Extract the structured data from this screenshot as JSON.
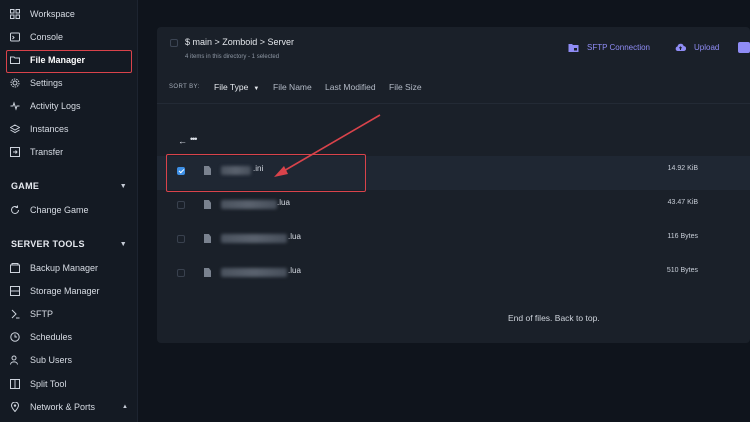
{
  "sidebar": {
    "items_top": [
      {
        "label": "Workspace",
        "icon": "grid-icon"
      },
      {
        "label": "Console",
        "icon": "terminal-icon"
      },
      {
        "label": "File Manager",
        "icon": "folder-icon"
      },
      {
        "label": "Settings",
        "icon": "gear-icon"
      },
      {
        "label": "Activity Logs",
        "icon": "activity-icon"
      },
      {
        "label": "Instances",
        "icon": "layers-icon"
      },
      {
        "label": "Transfer",
        "icon": "transfer-icon"
      }
    ],
    "game_title": "GAME",
    "game_items": [
      {
        "label": "Change Game",
        "icon": "refresh-icon"
      }
    ],
    "server_tools_title": "SERVER TOOLS",
    "server_tools_items": [
      {
        "label": "Backup Manager",
        "icon": "backup-icon"
      },
      {
        "label": "Storage Manager",
        "icon": "storage-icon"
      },
      {
        "label": "SFTP",
        "icon": "sftp-icon"
      },
      {
        "label": "Schedules",
        "icon": "clock-icon"
      },
      {
        "label": "Sub Users",
        "icon": "users-icon"
      },
      {
        "label": "Split Tool",
        "icon": "split-icon"
      },
      {
        "label": "Network & Ports",
        "icon": "location-icon"
      }
    ]
  },
  "header": {
    "path": "$ main > Zomboid > Server",
    "subtitle": "4 items in this directory - 1 selected",
    "sftp_label": "SFTP Connection",
    "upload_label": "Upload"
  },
  "sort": {
    "label": "SORT BY:",
    "options": [
      "File Type",
      "File Name",
      "Last Modified",
      "File Size"
    ]
  },
  "files": [
    {
      "ext": ".ini",
      "size": "14.92 KiB",
      "selected": true
    },
    {
      "ext": ".lua",
      "size": "43.47 KiB",
      "selected": false
    },
    {
      "ext": ".lua",
      "size": "116 Bytes",
      "selected": false
    },
    {
      "ext": ".lua",
      "size": "510 Bytes",
      "selected": false
    }
  ],
  "footer_note": "End of files. Back to top.",
  "colors": {
    "accent": "#8f8cf5",
    "highlight": "#d9434b",
    "checkbox": "#3d8fe6"
  }
}
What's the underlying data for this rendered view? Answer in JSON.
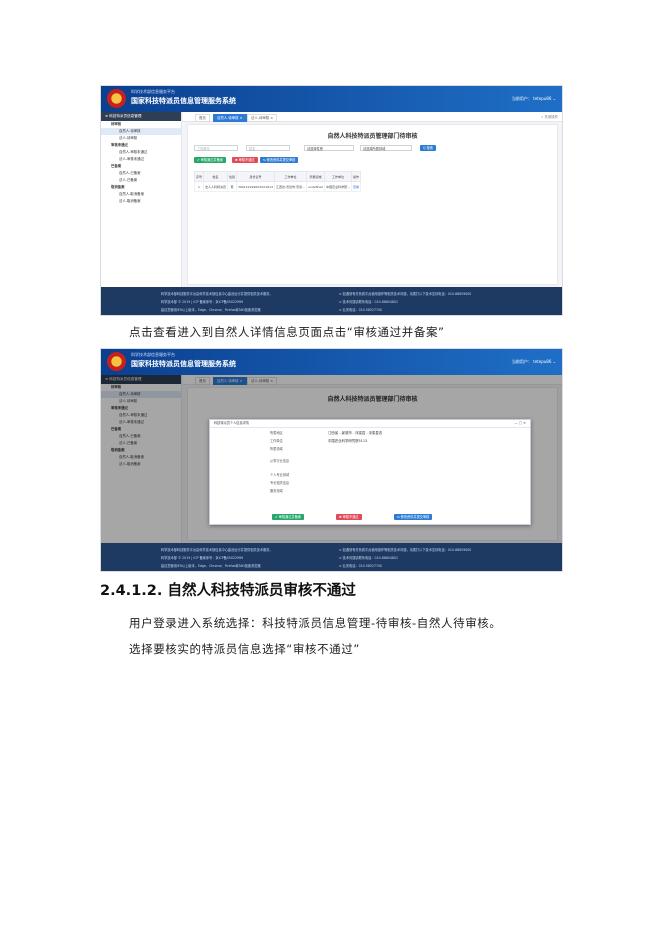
{
  "screenshot1": {
    "system_subtitle": "科学技术部信息服务平台",
    "system_title": "国家科技特派员信息管理服务系统",
    "user": "当前用户： tetepu86 ⌄",
    "side_header": "≡ 科技特派员信息管理",
    "side_items": [
      {
        "label": "待审核",
        "level": "g"
      },
      {
        "label": "自然人-待审核",
        "level": "c",
        "selected": true
      },
      {
        "label": "法人-待审核",
        "level": "c"
      },
      {
        "label": "审核未通过",
        "level": "g"
      },
      {
        "label": "自然人-审核未通过",
        "level": "c"
      },
      {
        "label": "法人-审核未通过",
        "level": "c"
      },
      {
        "label": "已备案",
        "level": "g"
      },
      {
        "label": "自然人-已备案",
        "level": "c"
      },
      {
        "label": "法人-已备案",
        "level": "c"
      },
      {
        "label": "取消备案",
        "level": "g"
      },
      {
        "label": "自然人-取消备案",
        "level": "c"
      },
      {
        "label": "法人-取消备案",
        "level": "c"
      }
    ],
    "tabs": [
      "首页",
      "自然人-待审核 ×",
      "法人-待审核 ×"
    ],
    "tabs_right": "» 关闭操作",
    "card_title": "自然人科技特派员管理部门待审核",
    "filters": [
      "工作单位",
      "姓名",
      "请选择性别",
      "请选择所属领域"
    ],
    "search_label": "Q 搜索",
    "buttons": [
      "✔ 审核通过并备案",
      "✖ 审核不通过",
      "⇆ 修改资料并提交审核"
    ],
    "columns": [
      "序号",
      "姓名",
      "性别",
      "身份证号",
      "工作单位",
      "所属领域",
      "工作单位",
      "操作"
    ],
    "row": [
      "1",
      "法人人科特派员",
      "男",
      "3601221996XXXX1613",
      "江西省-景德市-景德...",
      "undefined",
      "中国农业科学研...",
      "查看"
    ]
  },
  "caption1": "点击查看进入到自然人详情信息页面点击“审核通过并备案”",
  "screenshot2": {
    "user": "当前用户： tetepu86 ⌄",
    "modal_title": "科技特派员个人信息详情",
    "modal_labels": [
      "所属地区",
      "工作单位",
      "所属领域",
      "从事行业信息",
      "个人专业领域",
      "专长相关信息",
      "服务领域"
    ],
    "modal_values": [
      "江西省 - 景德市 - 浮梁县 - 浮梁县农",
      "中国农业科学研究院5113"
    ],
    "modal_buttons": [
      "✔ 审核通过并备案",
      "✖ 审核不通过",
      "⇆ 修改资料并提交审核"
    ]
  },
  "footer": {
    "left": [
      "科学技术部科技服务平台由科学技术部信息中心建设运行并提供相关技术服务。",
      "科学技术部 © 2019 | ICP 备案序号：京ICP备05022999",
      "建议您使用IE9以上版本，Edge、Chrome、Firefox和360极速浏览器",
      "浏览器以获得最佳效果。"
    ],
    "right": [
      "⊙ 如遇到有关系统平台使用操作等相关技术问题，请拨打以下技术支持电话：010-88659000",
      "⊙ 技术问题请联系电话：010-88654801",
      "⊙ 业务电话：010-58527700"
    ]
  },
  "heading": "2.4.1.2. 自然人科技特派员审核不通过",
  "para1": "用户登录进入系统选择：科技特派员信息管理-待审核-自然人待审核。",
  "para2": "选择要核实的特派员信息选择“审核不通过”"
}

------------------------------------------------

Every line of the material is to be quoted exactly, with no pictures carried over.

Extract the structured data from this screenshot as JSON.
{
  "sidebar": {
    "items_top": [
      {
        "label": "Workspace",
        "icon": "grid-icon"
      },
      {
        "label": "Console",
        "icon": "terminal-icon"
      },
      {
        "label": "File Manager",
        "icon": "folder-icon"
      },
      {
        "label": "Settings",
        "icon": "gear-icon"
      },
      {
        "label": "Activity Logs",
        "icon": "activity-icon"
      },
      {
        "label": "Instances",
        "icon": "layers-icon"
      },
      {
        "label": "Transfer",
        "icon": "transfer-icon"
      }
    ],
    "game_title": "GAME",
    "game_items": [
      {
        "label": "Change Game",
        "icon": "refresh-icon"
      }
    ],
    "server_tools_title": "SERVER TOOLS",
    "server_tools_items": [
      {
        "label": "Backup Manager",
        "icon": "backup-icon"
      },
      {
        "label": "Storage Manager",
        "icon": "storage-icon"
      },
      {
        "label": "SFTP",
        "icon": "sftp-icon"
      },
      {
        "label": "Schedules",
        "icon": "clock-icon"
      },
      {
        "label": "Sub Users",
        "icon": "users-icon"
      },
      {
        "label": "Split Tool",
        "icon": "split-icon"
      },
      {
        "label": "Network & Ports",
        "icon": "location-icon"
      }
    ]
  },
  "header": {
    "path": "$ main > Zomboid > Server",
    "subtitle": "4 items in this directory - 1 selected",
    "sftp_label": "SFTP Connection",
    "upload_label": "Upload"
  },
  "sort": {
    "label": "SORT BY:",
    "options": [
      "File Type",
      "File Name",
      "Last Modified",
      "File Size"
    ]
  },
  "files": [
    {
      "ext": ".ini",
      "size": "14.92 KiB",
      "selected": true
    },
    {
      "ext": ".lua",
      "size": "43.47 KiB",
      "selected": false
    },
    {
      "ext": ".lua",
      "size": "116 Bytes",
      "selected": false
    },
    {
      "ext": ".lua",
      "size": "510 Bytes",
      "selected": false
    }
  ],
  "footer_note": "End of files. Back to top.",
  "colors": {
    "accent": "#8f8cf5",
    "highlight": "#d9434b",
    "checkbox": "#3d8fe6"
  }
}
What's the underlying data for this rendered view? Answer in JSON.
{
  "screenshot1": {
    "system_subtitle": "科学技术部信息服务平台",
    "system_title": "国家科技特派员信息管理服务系统",
    "user": "当前用户： tetepu86 ⌄",
    "side_header": "≡ 科技特派员信息管理",
    "side_items": [
      {
        "label": "待审核",
        "level": "g"
      },
      {
        "label": "自然人-待审核",
        "level": "c",
        "selected": true
      },
      {
        "label": "法人-待审核",
        "level": "c"
      },
      {
        "label": "审核未通过",
        "level": "g"
      },
      {
        "label": "自然人-审核未通过",
        "level": "c"
      },
      {
        "label": "法人-审核未通过",
        "level": "c"
      },
      {
        "label": "已备案",
        "level": "g"
      },
      {
        "label": "自然人-已备案",
        "level": "c"
      },
      {
        "label": "法人-已备案",
        "level": "c"
      },
      {
        "label": "取消备案",
        "level": "g"
      },
      {
        "label": "自然人-取消备案",
        "level": "c"
      },
      {
        "label": "法人-取消备案",
        "level": "c"
      }
    ],
    "tabs": [
      "首页",
      "自然人-待审核 ×",
      "法人-待审核 ×"
    ],
    "tabs_right": "» 关闭操作",
    "card_title": "自然人科技特派员管理部门待审核",
    "filters": [
      "工作单位",
      "姓名",
      "请选择性别",
      "请选择所属领域"
    ],
    "search_label": "Q 搜索",
    "buttons": [
      "✔ 审核通过并备案",
      "✖ 审核不通过",
      "⇆ 修改资料并提交审核"
    ],
    "columns": [
      "序号",
      "姓名",
      "性别",
      "身份证号",
      "工作单位",
      "所属领域",
      "工作单位",
      "操作"
    ],
    "row": [
      "1",
      "法人人科特派员",
      "男",
      "3601221996XXXX1613",
      "江西省-景德市-景德...",
      "undefined",
      "中国农业科学研...",
      "查看"
    ]
  },
  "caption1": "点击查看进入到自然人详情信息页面点击“审核通过并备案”",
  "screenshot2": {
    "user": "当前用户： tetepu86 ⌄",
    "modal_title": "科技特派员个人信息详情",
    "modal_labels": [
      "所属地区",
      "工作单位",
      "所属领域",
      "从事行业信息",
      "个人专业领域",
      "专长相关信息",
      "服务领域"
    ],
    "modal_values": [
      "江西省 - 景德市 - 浮梁县 - 浮梁县农",
      "中国农业科学研究院5113"
    ],
    "modal_buttons": [
      "✔ 审核通过并备案",
      "✖ 审核不通过",
      "⇆ 修改资料并提交审核"
    ]
  },
  "footer": {
    "left": [
      "科学技术部科技服务平台由科学技术部信息中心建设运行并提供相关技术服务。",
      "科学技术部 © 2019 | ICP 备案序号：京ICP备05022999",
      "建议您使用IE9以上版本，Edge、Chrome、Firefox和360极速浏览器",
      "浏览器以获得最佳效果。"
    ],
    "right": [
      "⊙ 如遇到有关系统平台使用操作等相关技术问题，请拨打以下技术支持电话：010-88659000",
      "⊙ 技术问题请联系电话：010-88654801",
      "⊙ 业务电话：010-58527700"
    ]
  },
  "heading": "2.4.1.2. 自然人科技特派员审核不通过",
  "para1": "用户登录进入系统选择：科技特派员信息管理-待审核-自然人待审核。",
  "para2": "选择要核实的特派员信息选择“审核不通过”"
}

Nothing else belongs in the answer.